(Do this)
Repeat all the records exactly, omitting pictures.

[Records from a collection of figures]
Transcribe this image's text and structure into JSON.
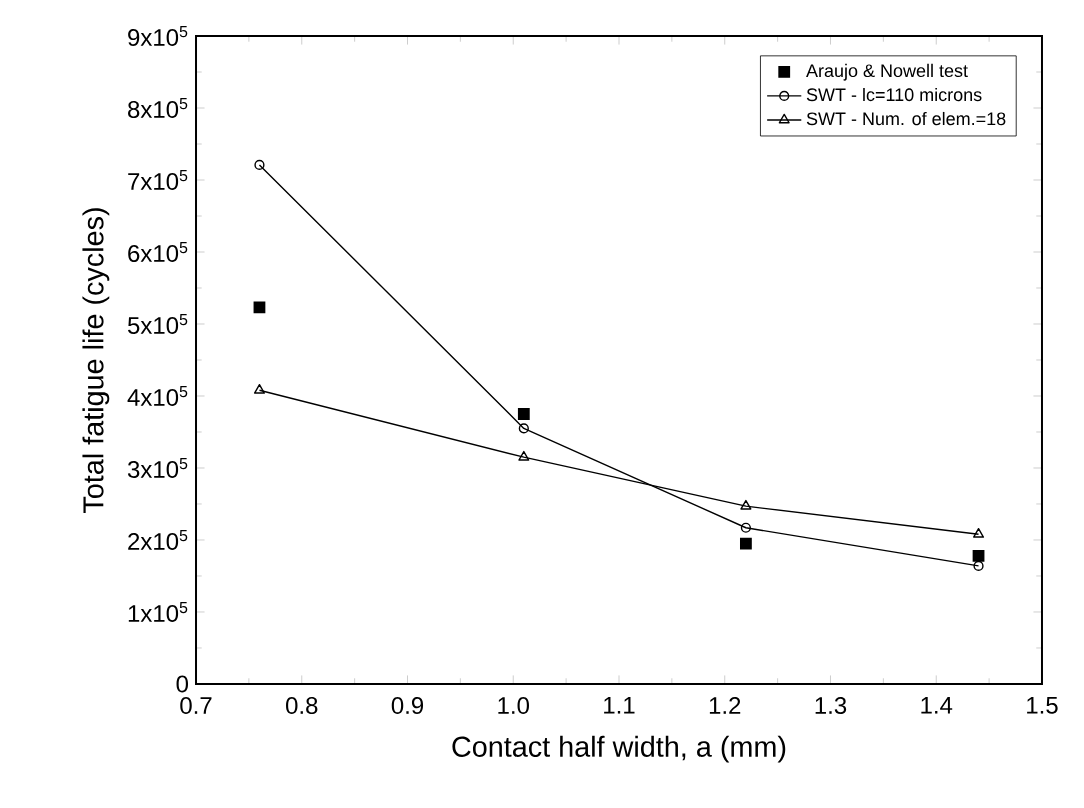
{
  "chart_data": {
    "type": "line",
    "xlabel": "Contact half width, a (mm)",
    "ylabel": "Total fatigue life (cycles)",
    "x": [
      0.76,
      1.01,
      1.22,
      1.44
    ],
    "series": [
      {
        "name": "Araujo & Nowell test",
        "type": "scatter",
        "marker": "square",
        "color": "#000000",
        "values": [
          523000,
          375000,
          195000,
          178000
        ]
      },
      {
        "name": "SWT - lc=110 microns",
        "marker": "circle",
        "color": "#000000",
        "values": [
          721000,
          355000,
          217000,
          164000
        ]
      },
      {
        "name": "SWT - Num. of elem.=18",
        "marker": "triangle",
        "color": "#000000",
        "values": [
          408000,
          315000,
          247000,
          208000
        ]
      }
    ],
    "xlim": [
      0.7,
      1.5
    ],
    "xticks": [
      0.7,
      0.8,
      0.9,
      {
        "value": 1,
        "label": "1.0"
      },
      1.1,
      1.2,
      1.3,
      1.4,
      1.5
    ],
    "ylim": [
      0,
      900000
    ],
    "yticks": [
      0,
      {
        "value": 100000,
        "label": "1x10$^{5}$"
      },
      {
        "value": 200000,
        "label": "2x10$^{5}$"
      },
      {
        "value": 300000,
        "label": "3x10$^{5}$"
      },
      {
        "value": 400000,
        "label": "4x10$^{5}$"
      },
      {
        "value": 500000,
        "label": "5x10$^{5}$"
      },
      {
        "value": 600000,
        "label": "6x10$^{5}$"
      },
      {
        "value": 700000,
        "label": "7x10$^{5}$"
      },
      {
        "value": 800000,
        "label": "8x10$^{5}$"
      },
      {
        "value": 900000,
        "label": "9x10$^{5}$"
      }
    ],
    "legend": "top right",
    "grid": false
  }
}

(The output)
Transcribe this image's text and structure into JSON.
{
  "chart_data": {
    "type": "line",
    "xlabel": "Contact half width, a (mm)",
    "ylabel": "Total fatigue life (cycles)",
    "x": [
      0.76,
      1.01,
      1.22,
      1.44
    ],
    "series": [
      {
        "name": "Araujo & Nowell test",
        "type": "scatter",
        "marker": "square",
        "color": "#000000",
        "values": [
          523000,
          375000,
          195000,
          178000
        ]
      },
      {
        "name": "SWT - lc=110 microns",
        "marker": "circle",
        "color": "#000000",
        "values": [
          721000,
          355000,
          217000,
          164000
        ]
      },
      {
        "name": "SWT - Num. of elem.=18",
        "marker": "triangle",
        "color": "#000000",
        "values": [
          408000,
          315000,
          247000,
          208000
        ]
      }
    ],
    "xlim": [
      0.7,
      1.5
    ],
    "xticks": [
      0.7,
      0.8,
      0.9,
      {
        "value": 1,
        "label": "1.0"
      },
      1.1,
      1.2,
      1.3,
      1.4,
      1.5
    ],
    "ylim": [
      0,
      900000
    ],
    "yticks": [
      0,
      {
        "value": 100000,
        "label": "1x10$^{5}$"
      },
      {
        "value": 200000,
        "label": "2x10$^{5}$"
      },
      {
        "value": 300000,
        "label": "3x10$^{5}$"
      },
      {
        "value": 400000,
        "label": "4x10$^{5}$"
      },
      {
        "value": 500000,
        "label": "5x10$^{5}$"
      },
      {
        "value": 600000,
        "label": "6x10$^{5}$"
      },
      {
        "value": 700000,
        "label": "7x10$^{5}$"
      },
      {
        "value": 800000,
        "label": "8x10$^{5}$"
      },
      {
        "value": 900000,
        "label": "9x10$^{5}$"
      }
    ],
    "legend": "top right",
    "grid": false
  }
}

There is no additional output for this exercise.